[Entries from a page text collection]
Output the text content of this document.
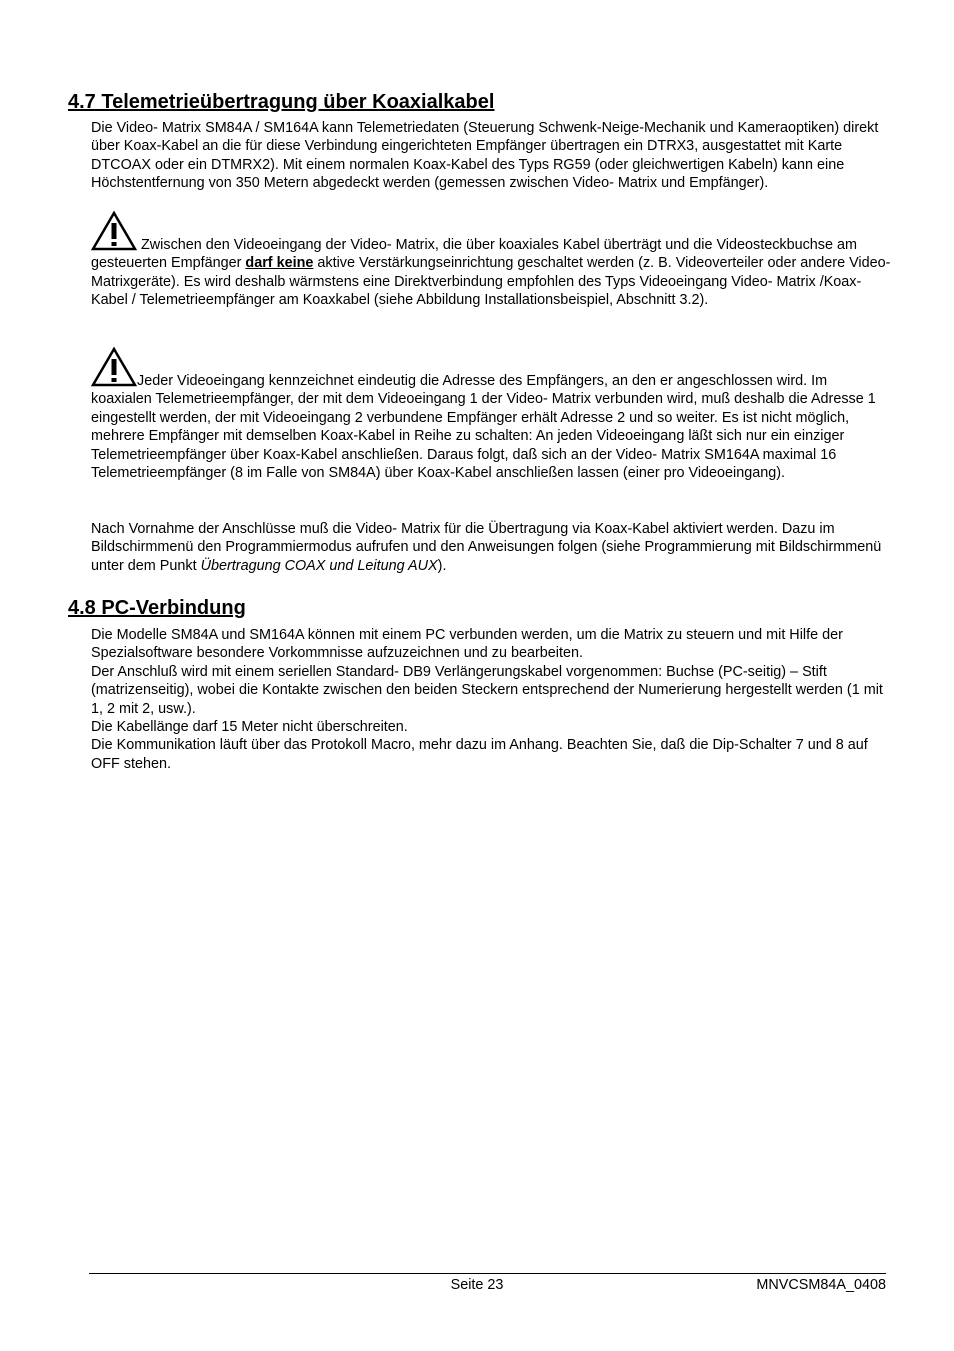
4.7 Telemetrieübertragung über Koaxialkabel

Die Video- Matrix SM84A / SM164A kann Telemetriedaten (Steuerung Schwenk-Neige-Mechanik und Kameraoptiken) direkt über Koax-Kabel an die für diese Verbindung eingerichteten Empfänger übertragen ein DTRX3, ausgestattet mit Karte DTCOAX oder ein DTMRX2). Mit einem normalen Koax-Kabel des Typs RG59 (oder gleichwertigen Kabeln) kann eine Höchstentfernung von 350 Metern abgedeckt werden (gemessen zwischen Video- Matrix und Empfänger).

Zwischen den Videoeingang der Video- Matrix, die über koaxiales Kabel überträgt und die Videosteckbuchse am gesteuerten Empfänger darf keine aktive Verstärkungseinrichtung geschaltet werden (z. B. Videoverteiler oder andere Video- Matrixgeräte). Es wird deshalb wärmstens eine Direktverbindung empfohlen des Typs Videoeingang Video- Matrix /Koax-Kabel / Telemetrieempfänger am Koaxkabel (siehe Abbildung Installationsbeispiel, Abschnitt 3.2).

Jeder Videoeingang kennzeichnet eindeutig die Adresse des Empfängers, an den er angeschlossen wird. Im koaxialen Telemetrieempfänger, der mit dem Videoeingang 1 der Video- Matrix verbunden wird, muß deshalb die Adresse 1 eingestellt werden, der mit Videoeingang 2 verbundene Empfänger erhält Adresse 2 und so weiter. Es ist nicht möglich, mehrere Empfänger mit demselben Koax-Kabel in Reihe zu schalten: An jeden Videoeingang läßt sich nur ein einziger Telemetrieempfänger über Koax-Kabel anschließen. Daraus folgt, daß sich an der Video- Matrix SM164A maximal 16 Telemetrieempfänger (8 im Falle von SM84A) über Koax-Kabel anschließen lassen (einer pro Videoeingang).

Nach Vornahme der Anschlüsse muß die Video- Matrix für die Übertragung via Koax-Kabel aktiviert werden. Dazu im Bildschirmmenü den Programmiermodus aufrufen und den Anweisungen folgen (siehe Programmierung mit Bildschirmmenü unter dem Punkt Übertragung COAX und Leitung AUX).

4.8 PC-Verbindung
Die Modelle SM84A und SM164A können mit einem PC verbunden werden, um die Matrix zu steuern und mit Hilfe der Spezialsoftware besondere Vorkommnisse aufzuzeichnen und zu bearbeiten.
Der Anschluß wird mit einem seriellen Standard- DB9 Verlängerungskabel vorgenommen: Buchse (PC-seitig) – Stift (matrizenseitig), wobei die Kontakte zwischen den beiden Steckern entsprechend der Numerierung hergestellt werden (1 mit 1, 2 mit 2, usw.).
Die Kabellänge darf 15 Meter nicht überschreiten.
Die Kommunikation läuft über das Protokoll Macro, mehr dazu im Anhang. Beachten Sie, daß die Dip-Schalter 7 und 8 auf OFF stehen.
Seite 23	MNVCSM84A_0408
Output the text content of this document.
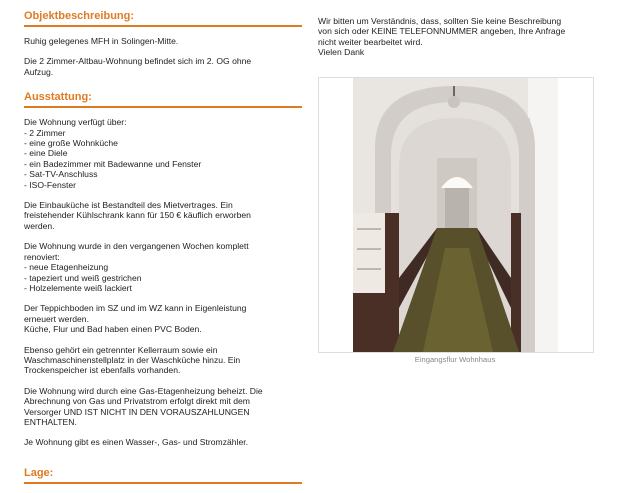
Objektbeschreibung:
Ruhig gelegenes MFH in Solingen-Mitte.
Die 2 Zimmer-Altbau-Wohnung befindet sich im 2. OG ohne
Aufzug.
Ausstattung:
Die Wohnung verfügt über:
- 2 Zimmer
- eine große Wohnküche
- eine Diele
- ein Badezimmer mit Badewanne und Fenster
- Sat-TV-Anschluss
- ISO-Fenster
Die Einbauküche ist Bestandteil des Mietvertrages. Ein
freistehender Kühlschrank kann für 150 € käuflich erworben
werden.
Die Wohnung wurde in den vergangenen Wochen komplett
renoviert:
- neue Etagenheizung
- tapeziert und weiß gestrichen
- Holzelemente weiß lackiert
Der Teppichboden im SZ und im WZ kann in Eigenleistung
erneuert werden.
Küche, Flur und Bad haben einen PVC Boden.
Ebenso gehört ein getrennter Kellerraum sowie ein
Waschmaschinenstellplatz in der Waschküche hinzu. Ein
Trockenspeicher ist ebenfalls vorhanden.
Die Wohnung wird durch eine Gas-Etagenheizung beheizt. Die
Abrechnung von Gas und Privatstrom erfolgt direkt mit dem
Versorger UND IST NICHT IN DEN VORAUSZAHLUNGEN
ENTHALTEN.
Je Wohnung gibt es einen Wasser-, Gas- und Stromzähler.
Lage:
Wir bitten um Verständnis, dass, sollten Sie keine Beschreibung
von sich oder KEINE TELEFONNUMMER angeben, Ihre Anfrage
nicht weiter bearbeitet wird.
Vielen Dank
Eingangsflur Wohnhaus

### Assignment
In the data above, copy every line where the string "weiß" appears.

### Answer below
- tapeziert und weiß gestrichen
- Holzelemente weiß lackiert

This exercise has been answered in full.